» DIRECTIVE:
Will you output all of the data below exactly, omitting the images?

» PROVIDED MATERIAL:

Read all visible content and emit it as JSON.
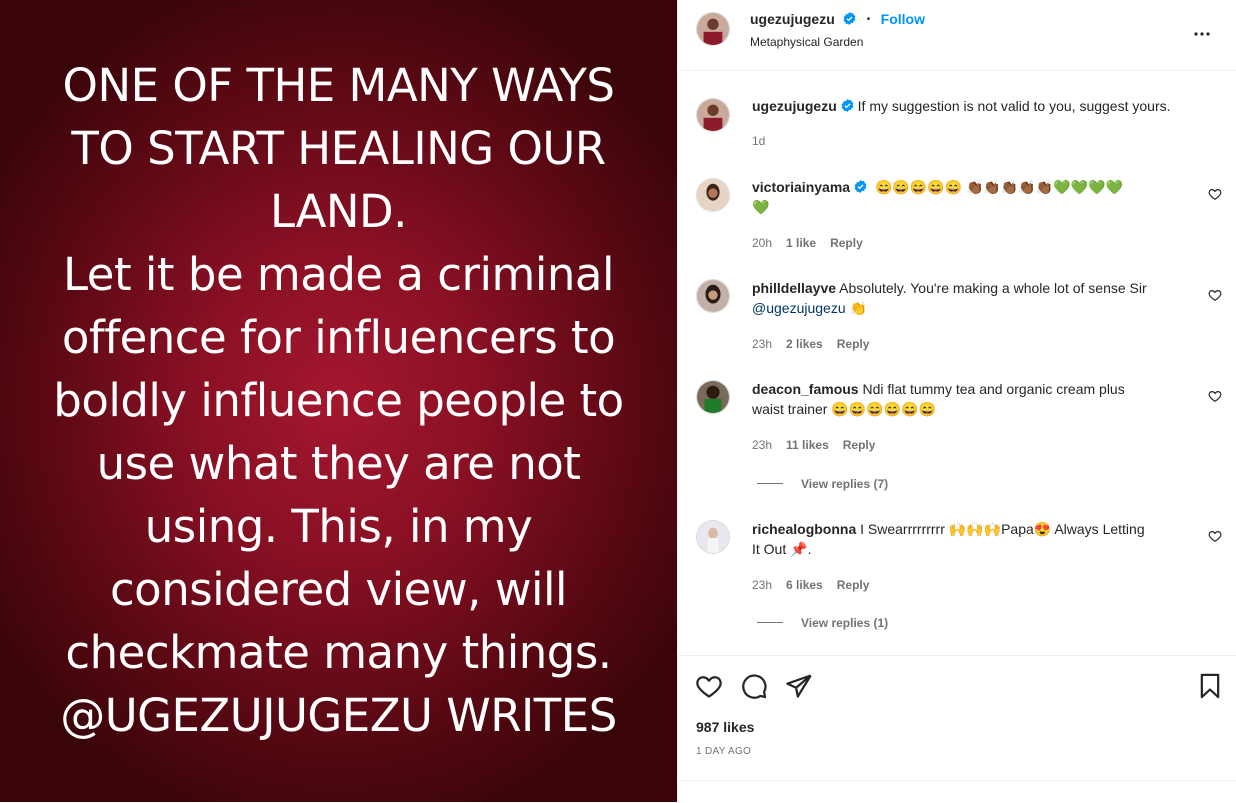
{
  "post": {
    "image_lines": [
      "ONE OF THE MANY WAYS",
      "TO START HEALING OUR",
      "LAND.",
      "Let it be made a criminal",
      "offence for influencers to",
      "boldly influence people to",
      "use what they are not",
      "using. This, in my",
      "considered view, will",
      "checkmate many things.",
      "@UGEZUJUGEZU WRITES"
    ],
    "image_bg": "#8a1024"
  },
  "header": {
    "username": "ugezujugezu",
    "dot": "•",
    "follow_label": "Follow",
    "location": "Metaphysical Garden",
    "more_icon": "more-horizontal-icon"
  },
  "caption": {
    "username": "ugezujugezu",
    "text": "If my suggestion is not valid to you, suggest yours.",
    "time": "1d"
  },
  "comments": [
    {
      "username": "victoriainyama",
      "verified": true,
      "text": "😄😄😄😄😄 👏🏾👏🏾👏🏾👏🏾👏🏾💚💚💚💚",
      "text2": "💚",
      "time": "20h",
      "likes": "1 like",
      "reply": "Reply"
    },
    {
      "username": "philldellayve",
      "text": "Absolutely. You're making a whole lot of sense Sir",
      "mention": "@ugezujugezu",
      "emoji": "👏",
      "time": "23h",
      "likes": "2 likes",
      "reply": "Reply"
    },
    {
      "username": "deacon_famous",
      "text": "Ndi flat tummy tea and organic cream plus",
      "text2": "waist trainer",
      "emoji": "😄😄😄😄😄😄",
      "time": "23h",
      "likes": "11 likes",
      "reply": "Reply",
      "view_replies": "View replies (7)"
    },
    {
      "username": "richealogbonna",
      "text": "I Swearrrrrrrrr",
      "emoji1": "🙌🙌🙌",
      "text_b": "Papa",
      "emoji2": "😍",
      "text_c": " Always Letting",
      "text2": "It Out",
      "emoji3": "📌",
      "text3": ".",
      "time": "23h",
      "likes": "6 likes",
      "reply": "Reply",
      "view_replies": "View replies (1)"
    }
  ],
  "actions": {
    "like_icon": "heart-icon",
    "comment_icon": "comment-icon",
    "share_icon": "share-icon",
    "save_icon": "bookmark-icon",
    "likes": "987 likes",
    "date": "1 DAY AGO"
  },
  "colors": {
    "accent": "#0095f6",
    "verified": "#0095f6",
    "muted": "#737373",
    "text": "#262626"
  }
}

» EXPECTED ANSWER:
Read all visible content and emit it as JSON.
{
  "post": {
    "image_lines": [
      "ONE OF THE MANY WAYS",
      "TO START HEALING OUR",
      "LAND.",
      "Let it be made a criminal",
      "offence for influencers to",
      "boldly influence people to",
      "use what they are not",
      "using. This, in my",
      "considered view, will",
      "checkmate many things.",
      "@UGEZUJUGEZU WRITES"
    ],
    "image_bg": "#8a1024"
  },
  "header": {
    "username": "ugezujugezu",
    "dot": "•",
    "follow_label": "Follow",
    "location": "Metaphysical Garden",
    "more_icon": "more-horizontal-icon"
  },
  "caption": {
    "username": "ugezujugezu",
    "text": "If my suggestion is not valid to you, suggest yours.",
    "time": "1d"
  },
  "comments": [
    {
      "username": "victoriainyama",
      "verified": true,
      "text": "😄😄😄😄😄 👏🏾👏🏾👏🏾👏🏾👏🏾💚💚💚💚",
      "text2": "💚",
      "time": "20h",
      "likes": "1 like",
      "reply": "Reply"
    },
    {
      "username": "philldellayve",
      "text": "Absolutely. You're making a whole lot of sense Sir",
      "mention": "@ugezujugezu",
      "emoji": "👏",
      "time": "23h",
      "likes": "2 likes",
      "reply": "Reply"
    },
    {
      "username": "deacon_famous",
      "text": "Ndi flat tummy tea and organic cream plus",
      "text2": "waist trainer",
      "emoji": "😄😄😄😄😄😄",
      "time": "23h",
      "likes": "11 likes",
      "reply": "Reply",
      "view_replies": "View replies (7)"
    },
    {
      "username": "richealogbonna",
      "text": "I Swearrrrrrrrr",
      "emoji1": "🙌🙌🙌",
      "text_b": "Papa",
      "emoji2": "😍",
      "text_c": " Always Letting",
      "text2": "It Out",
      "emoji3": "📌",
      "text3": ".",
      "time": "23h",
      "likes": "6 likes",
      "reply": "Reply",
      "view_replies": "View replies (1)"
    }
  ],
  "actions": {
    "like_icon": "heart-icon",
    "comment_icon": "comment-icon",
    "share_icon": "share-icon",
    "save_icon": "bookmark-icon",
    "likes": "987 likes",
    "date": "1 DAY AGO"
  },
  "colors": {
    "accent": "#0095f6",
    "verified": "#0095f6",
    "muted": "#737373",
    "text": "#262626"
  }
}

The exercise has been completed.